Task brief: Every line of the records below should be restated exactly.

[Records]

○ ○ ○ ○

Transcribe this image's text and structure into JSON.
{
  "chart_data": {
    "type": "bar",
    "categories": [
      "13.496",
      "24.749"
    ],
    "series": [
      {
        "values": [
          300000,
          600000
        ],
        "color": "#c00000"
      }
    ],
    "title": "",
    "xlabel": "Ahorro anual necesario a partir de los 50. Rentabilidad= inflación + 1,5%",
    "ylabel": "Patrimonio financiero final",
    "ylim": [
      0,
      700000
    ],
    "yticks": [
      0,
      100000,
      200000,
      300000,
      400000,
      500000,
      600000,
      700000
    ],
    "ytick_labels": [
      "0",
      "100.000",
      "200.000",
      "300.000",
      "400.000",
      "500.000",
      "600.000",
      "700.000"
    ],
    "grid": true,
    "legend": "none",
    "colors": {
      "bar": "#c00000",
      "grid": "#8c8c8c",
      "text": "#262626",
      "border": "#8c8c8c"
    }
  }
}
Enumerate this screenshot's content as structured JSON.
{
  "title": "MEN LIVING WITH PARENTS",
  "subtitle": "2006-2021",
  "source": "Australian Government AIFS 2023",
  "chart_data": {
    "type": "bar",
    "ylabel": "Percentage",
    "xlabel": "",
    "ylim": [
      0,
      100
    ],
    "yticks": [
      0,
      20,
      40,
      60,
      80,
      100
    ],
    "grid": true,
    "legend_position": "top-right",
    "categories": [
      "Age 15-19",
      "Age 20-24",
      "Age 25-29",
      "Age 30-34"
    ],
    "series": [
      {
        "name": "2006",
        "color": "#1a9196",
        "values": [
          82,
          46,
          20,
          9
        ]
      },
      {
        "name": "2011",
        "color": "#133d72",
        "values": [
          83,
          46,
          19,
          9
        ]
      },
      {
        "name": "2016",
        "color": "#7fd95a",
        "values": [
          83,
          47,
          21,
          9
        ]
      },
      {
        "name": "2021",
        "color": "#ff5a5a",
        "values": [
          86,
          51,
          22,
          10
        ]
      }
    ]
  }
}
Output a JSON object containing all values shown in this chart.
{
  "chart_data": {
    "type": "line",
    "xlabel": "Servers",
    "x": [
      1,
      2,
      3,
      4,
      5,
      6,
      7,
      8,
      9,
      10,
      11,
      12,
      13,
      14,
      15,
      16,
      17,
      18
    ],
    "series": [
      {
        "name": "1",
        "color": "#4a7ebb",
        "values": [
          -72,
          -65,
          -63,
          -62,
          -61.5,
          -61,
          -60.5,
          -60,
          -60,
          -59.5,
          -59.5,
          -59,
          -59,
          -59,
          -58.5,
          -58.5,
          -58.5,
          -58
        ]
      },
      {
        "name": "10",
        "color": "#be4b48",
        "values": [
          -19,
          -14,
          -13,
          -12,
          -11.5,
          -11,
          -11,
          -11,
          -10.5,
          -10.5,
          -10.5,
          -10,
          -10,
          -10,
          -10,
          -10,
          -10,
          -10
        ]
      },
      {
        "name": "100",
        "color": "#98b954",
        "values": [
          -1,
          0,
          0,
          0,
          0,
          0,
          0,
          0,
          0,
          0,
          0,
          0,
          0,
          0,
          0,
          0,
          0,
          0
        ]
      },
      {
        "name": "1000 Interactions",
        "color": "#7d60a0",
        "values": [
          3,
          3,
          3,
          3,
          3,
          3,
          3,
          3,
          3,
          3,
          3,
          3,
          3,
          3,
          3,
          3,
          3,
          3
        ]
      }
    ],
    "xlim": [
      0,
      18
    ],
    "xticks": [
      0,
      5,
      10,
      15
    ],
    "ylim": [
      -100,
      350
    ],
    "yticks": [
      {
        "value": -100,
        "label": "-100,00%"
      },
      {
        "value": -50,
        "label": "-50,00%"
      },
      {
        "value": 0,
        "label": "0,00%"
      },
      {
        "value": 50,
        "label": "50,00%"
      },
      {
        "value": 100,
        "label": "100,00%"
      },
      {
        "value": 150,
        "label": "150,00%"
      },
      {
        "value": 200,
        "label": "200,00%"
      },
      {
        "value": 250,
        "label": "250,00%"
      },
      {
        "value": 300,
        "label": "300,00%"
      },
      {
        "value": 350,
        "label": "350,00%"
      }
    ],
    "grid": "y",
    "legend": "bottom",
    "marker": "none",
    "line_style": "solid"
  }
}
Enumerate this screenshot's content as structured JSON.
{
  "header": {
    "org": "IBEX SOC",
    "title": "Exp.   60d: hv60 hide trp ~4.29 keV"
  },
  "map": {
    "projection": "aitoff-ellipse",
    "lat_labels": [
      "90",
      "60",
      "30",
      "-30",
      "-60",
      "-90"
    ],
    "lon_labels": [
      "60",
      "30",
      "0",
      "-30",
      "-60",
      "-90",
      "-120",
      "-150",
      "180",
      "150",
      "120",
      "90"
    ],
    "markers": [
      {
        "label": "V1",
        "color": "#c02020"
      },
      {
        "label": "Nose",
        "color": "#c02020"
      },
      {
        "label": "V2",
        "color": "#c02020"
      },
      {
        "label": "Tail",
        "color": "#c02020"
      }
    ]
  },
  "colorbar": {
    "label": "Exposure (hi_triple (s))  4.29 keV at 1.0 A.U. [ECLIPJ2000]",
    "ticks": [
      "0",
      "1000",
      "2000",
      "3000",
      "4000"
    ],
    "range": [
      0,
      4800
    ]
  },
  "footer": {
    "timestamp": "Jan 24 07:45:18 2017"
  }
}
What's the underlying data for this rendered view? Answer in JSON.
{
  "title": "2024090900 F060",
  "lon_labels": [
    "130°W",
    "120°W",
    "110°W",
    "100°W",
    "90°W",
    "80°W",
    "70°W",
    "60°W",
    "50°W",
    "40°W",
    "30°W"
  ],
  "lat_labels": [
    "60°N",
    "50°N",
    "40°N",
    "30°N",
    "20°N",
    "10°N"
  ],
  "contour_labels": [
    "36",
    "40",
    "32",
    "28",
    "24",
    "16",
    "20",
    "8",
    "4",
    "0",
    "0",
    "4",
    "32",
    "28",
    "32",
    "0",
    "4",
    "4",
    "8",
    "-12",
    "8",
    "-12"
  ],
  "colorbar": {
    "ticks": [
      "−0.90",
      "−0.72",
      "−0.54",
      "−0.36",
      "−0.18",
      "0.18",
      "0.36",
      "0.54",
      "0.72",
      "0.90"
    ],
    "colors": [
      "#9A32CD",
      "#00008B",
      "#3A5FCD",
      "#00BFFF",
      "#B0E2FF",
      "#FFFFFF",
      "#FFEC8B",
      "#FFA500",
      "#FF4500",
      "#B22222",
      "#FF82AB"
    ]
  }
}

○ ○ ○ ○

Solution to this problem:
Transcribe this image's text and structure into JSON.
{
  "chart_data": {
    "type": "bar",
    "categories": [
      "13.496",
      "24.749"
    ],
    "series": [
      {
        "values": [
          300000,
          600000
        ],
        "color": "#c00000"
      }
    ],
    "title": "",
    "xlabel": "Ahorro anual necesario a partir de los 50. Rentabilidad= inflación + 1,5%",
    "ylabel": "Patrimonio financiero final",
    "ylim": [
      0,
      700000
    ],
    "yticks": [
      0,
      100000,
      200000,
      300000,
      400000,
      500000,
      600000,
      700000
    ],
    "ytick_labels": [
      "0",
      "100.000",
      "200.000",
      "300.000",
      "400.000",
      "500.000",
      "600.000",
      "700.000"
    ],
    "grid": true,
    "legend": "none",
    "colors": {
      "bar": "#c00000",
      "grid": "#8c8c8c",
      "text": "#262626",
      "border": "#8c8c8c"
    }
  }
}
Enumerate this screenshot's content as structured JSON.
{
  "title": "MEN LIVING WITH PARENTS",
  "subtitle": "2006-2021",
  "source": "Australian Government AIFS 2023",
  "chart_data": {
    "type": "bar",
    "ylabel": "Percentage",
    "xlabel": "",
    "ylim": [
      0,
      100
    ],
    "yticks": [
      0,
      20,
      40,
      60,
      80,
      100
    ],
    "grid": true,
    "legend_position": "top-right",
    "categories": [
      "Age 15-19",
      "Age 20-24",
      "Age 25-29",
      "Age 30-34"
    ],
    "series": [
      {
        "name": "2006",
        "color": "#1a9196",
        "values": [
          82,
          46,
          20,
          9
        ]
      },
      {
        "name": "2011",
        "color": "#133d72",
        "values": [
          83,
          46,
          19,
          9
        ]
      },
      {
        "name": "2016",
        "color": "#7fd95a",
        "values": [
          83,
          47,
          21,
          9
        ]
      },
      {
        "name": "2021",
        "color": "#ff5a5a",
        "values": [
          86,
          51,
          22,
          10
        ]
      }
    ]
  }
}
Output a JSON object containing all values shown in this chart.
{
  "chart_data": {
    "type": "line",
    "xlabel": "Servers",
    "x": [
      1,
      2,
      3,
      4,
      5,
      6,
      7,
      8,
      9,
      10,
      11,
      12,
      13,
      14,
      15,
      16,
      17,
      18
    ],
    "series": [
      {
        "name": "1",
        "color": "#4a7ebb",
        "values": [
          -72,
          -65,
          -63,
          -62,
          -61.5,
          -61,
          -60.5,
          -60,
          -60,
          -59.5,
          -59.5,
          -59,
          -59,
          -59,
          -58.5,
          -58.5,
          -58.5,
          -58
        ]
      },
      {
        "name": "10",
        "color": "#be4b48",
        "values": [
          -19,
          -14,
          -13,
          -12,
          -11.5,
          -11,
          -11,
          -11,
          -10.5,
          -10.5,
          -10.5,
          -10,
          -10,
          -10,
          -10,
          -10,
          -10,
          -10
        ]
      },
      {
        "name": "100",
        "color": "#98b954",
        "values": [
          -1,
          0,
          0,
          0,
          0,
          0,
          0,
          0,
          0,
          0,
          0,
          0,
          0,
          0,
          0,
          0,
          0,
          0
        ]
      },
      {
        "name": "1000 Interactions",
        "color": "#7d60a0",
        "values": [
          3,
          3,
          3,
          3,
          3,
          3,
          3,
          3,
          3,
          3,
          3,
          3,
          3,
          3,
          3,
          3,
          3,
          3
        ]
      }
    ],
    "xlim": [
      0,
      18
    ],
    "xticks": [
      0,
      5,
      10,
      15
    ],
    "ylim": [
      -100,
      350
    ],
    "yticks": [
      {
        "value": -100,
        "label": "-100,00%"
      },
      {
        "value": -50,
        "label": "-50,00%"
      },
      {
        "value": 0,
        "label": "0,00%"
      },
      {
        "value": 50,
        "label": "50,00%"
      },
      {
        "value": 100,
        "label": "100,00%"
      },
      {
        "value": 150,
        "label": "150,00%"
      },
      {
        "value": 200,
        "label": "200,00%"
      },
      {
        "value": 250,
        "label": "250,00%"
      },
      {
        "value": 300,
        "label": "300,00%"
      },
      {
        "value": 350,
        "label": "350,00%"
      }
    ],
    "grid": "y",
    "legend": "bottom",
    "marker": "none",
    "line_style": "solid"
  }
}
Enumerate this screenshot's content as structured JSON.
{
  "header": {
    "org": "IBEX SOC",
    "title": "Exp.   60d: hv60 hide trp ~4.29 keV"
  },
  "map": {
    "projection": "aitoff-ellipse",
    "lat_labels": [
      "90",
      "60",
      "30",
      "-30",
      "-60",
      "-90"
    ],
    "lon_labels": [
      "60",
      "30",
      "0",
      "-30",
      "-60",
      "-90",
      "-120",
      "-150",
      "180",
      "150",
      "120",
      "90"
    ],
    "markers": [
      {
        "label": "V1",
        "color": "#c02020"
      },
      {
        "label": "Nose",
        "color": "#c02020"
      },
      {
        "label": "V2",
        "color": "#c02020"
      },
      {
        "label": "Tail",
        "color": "#c02020"
      }
    ]
  },
  "colorbar": {
    "label": "Exposure (hi_triple (s))  4.29 keV at 1.0 A.U. [ECLIPJ2000]",
    "ticks": [
      "0",
      "1000",
      "2000",
      "3000",
      "4000"
    ],
    "range": [
      0,
      4800
    ]
  },
  "footer": {
    "timestamp": "Jan 24 07:45:18 2017"
  }
}
What's the underlying data for this rendered view? Answer in JSON.
{
  "title": "2024090900 F060",
  "lon_labels": [
    "130°W",
    "120°W",
    "110°W",
    "100°W",
    "90°W",
    "80°W",
    "70°W",
    "60°W",
    "50°W",
    "40°W",
    "30°W"
  ],
  "lat_labels": [
    "60°N",
    "50°N",
    "40°N",
    "30°N",
    "20°N",
    "10°N"
  ],
  "contour_labels": [
    "36",
    "40",
    "32",
    "28",
    "24",
    "16",
    "20",
    "8",
    "4",
    "0",
    "0",
    "4",
    "32",
    "28",
    "32",
    "0",
    "4",
    "4",
    "8",
    "-12",
    "8",
    "-12"
  ],
  "colorbar": {
    "ticks": [
      "−0.90",
      "−0.72",
      "−0.54",
      "−0.36",
      "−0.18",
      "0.18",
      "0.36",
      "0.54",
      "0.72",
      "0.90"
    ],
    "colors": [
      "#9A32CD",
      "#00008B",
      "#3A5FCD",
      "#00BFFF",
      "#B0E2FF",
      "#FFFFFF",
      "#FFEC8B",
      "#FFA500",
      "#FF4500",
      "#B22222",
      "#FF82AB"
    ]
  }
}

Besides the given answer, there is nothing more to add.